> _Your task_
Repeat, exactly and in full, the lines of the listing below, but without any pictures.

> _Input rows_
——————

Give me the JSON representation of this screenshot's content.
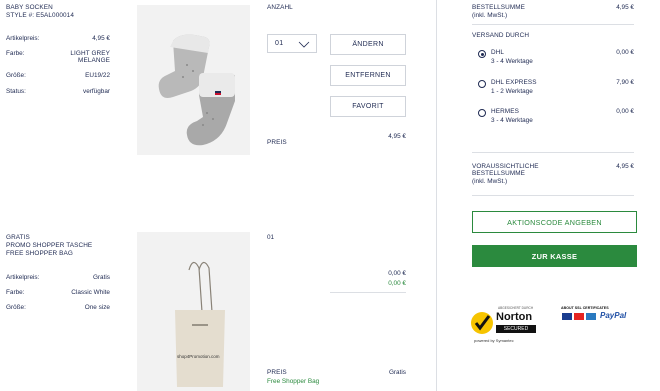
{
  "item1": {
    "name": "BABY SOCKEN",
    "style": "STYLE #: E5AL000014",
    "details": [
      {
        "label": "Artikelpreis:",
        "value": "4,95 €"
      },
      {
        "label": "Farbe:",
        "value": "LIGHT GREY\nMELANGE"
      },
      {
        "label": "Größe:",
        "value": "EU19/22"
      },
      {
        "label": "Status:",
        "value": "verfügbar"
      }
    ],
    "qty_label": "ANZAHL",
    "qty_value": "01",
    "buttons": {
      "change": "ÄNDERN",
      "remove": "ENTFERNEN",
      "favorite": "FAVORIT"
    },
    "price_label": "PREIS",
    "price_value": "4,95 €"
  },
  "item2": {
    "line1": "GRATIS",
    "line2": "PROMO SHOPPER TASCHE",
    "line3": "FREE SHOPPER BAG",
    "details": [
      {
        "label": "Artikelpreis:",
        "value": "Gratis"
      },
      {
        "label": "Farbe:",
        "value": "Classic White"
      },
      {
        "label": "Größe:",
        "value": "One size"
      }
    ],
    "qty_value": "01",
    "price_a": "0,00 €",
    "price_b": "0,00 €",
    "bag_text": "shop4Promotion.com",
    "price_label": "PREIS",
    "price_value": "Gratis",
    "promo_note": "Free Shopper Bag"
  },
  "summary": {
    "subtotal_label": "BESTELLSUMME",
    "subtotal_note": "(inkl. MwSt.)",
    "subtotal_value": "4,95 €",
    "shipping_title": "VERSAND DURCH",
    "shipping_options": [
      {
        "name": "DHL",
        "time": "3 - 4 Werktage",
        "price": "0,00 €",
        "selected": true
      },
      {
        "name": "DHL EXPRESS",
        "time": "1 - 2 Werktage",
        "price": "7,90 €",
        "selected": false
      },
      {
        "name": "HERMES",
        "time": "3 - 4 Werktage",
        "price": "0,00 €",
        "selected": false
      }
    ],
    "total_label_1": "VORAUSSICHTLICHE",
    "total_label_2": "BESTELLSUMME",
    "total_note": "(inkl. MwSt.)",
    "total_value": "4,95 €",
    "promo_button": "AKTIONSCODE ANGEBEN",
    "checkout_button": "ZUR KASSE",
    "colors": {
      "accent": "#2b8a3e",
      "text": "#1f2a52"
    }
  },
  "badges": {
    "norton_top": "ABGESICHERT DURCH",
    "norton_name": "Norton",
    "norton_secured": "SECURED",
    "norton_powered": "powered by Symantec",
    "payments_title": "ABOUT SSL CERTIFICATES",
    "paypal": "PayPal"
  }
}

——————

> _Exercise solution_
Give me the JSON representation of this screenshot's content.
{
  "item1": {
    "name": "BABY SOCKEN",
    "style": "STYLE #: E5AL000014",
    "details": [
      {
        "label": "Artikelpreis:",
        "value": "4,95 €"
      },
      {
        "label": "Farbe:",
        "value": "LIGHT GREY\nMELANGE"
      },
      {
        "label": "Größe:",
        "value": "EU19/22"
      },
      {
        "label": "Status:",
        "value": "verfügbar"
      }
    ],
    "qty_label": "ANZAHL",
    "qty_value": "01",
    "buttons": {
      "change": "ÄNDERN",
      "remove": "ENTFERNEN",
      "favorite": "FAVORIT"
    },
    "price_label": "PREIS",
    "price_value": "4,95 €"
  },
  "item2": {
    "line1": "GRATIS",
    "line2": "PROMO SHOPPER TASCHE",
    "line3": "FREE SHOPPER BAG",
    "details": [
      {
        "label": "Artikelpreis:",
        "value": "Gratis"
      },
      {
        "label": "Farbe:",
        "value": "Classic White"
      },
      {
        "label": "Größe:",
        "value": "One size"
      }
    ],
    "qty_value": "01",
    "price_a": "0,00 €",
    "price_b": "0,00 €",
    "bag_text": "shop4Promotion.com",
    "price_label": "PREIS",
    "price_value": "Gratis",
    "promo_note": "Free Shopper Bag"
  },
  "summary": {
    "subtotal_label": "BESTELLSUMME",
    "subtotal_note": "(inkl. MwSt.)",
    "subtotal_value": "4,95 €",
    "shipping_title": "VERSAND DURCH",
    "shipping_options": [
      {
        "name": "DHL",
        "time": "3 - 4 Werktage",
        "price": "0,00 €",
        "selected": true
      },
      {
        "name": "DHL EXPRESS",
        "time": "1 - 2 Werktage",
        "price": "7,90 €",
        "selected": false
      },
      {
        "name": "HERMES",
        "time": "3 - 4 Werktage",
        "price": "0,00 €",
        "selected": false
      }
    ],
    "total_label_1": "VORAUSSICHTLICHE",
    "total_label_2": "BESTELLSUMME",
    "total_note": "(inkl. MwSt.)",
    "total_value": "4,95 €",
    "promo_button": "AKTIONSCODE ANGEBEN",
    "checkout_button": "ZUR KASSE",
    "colors": {
      "accent": "#2b8a3e",
      "text": "#1f2a52"
    }
  },
  "badges": {
    "norton_top": "ABGESICHERT DURCH",
    "norton_name": "Norton",
    "norton_secured": "SECURED",
    "norton_powered": "powered by Symantec",
    "payments_title": "ABOUT SSL CERTIFICATES",
    "paypal": "PayPal"
  }
}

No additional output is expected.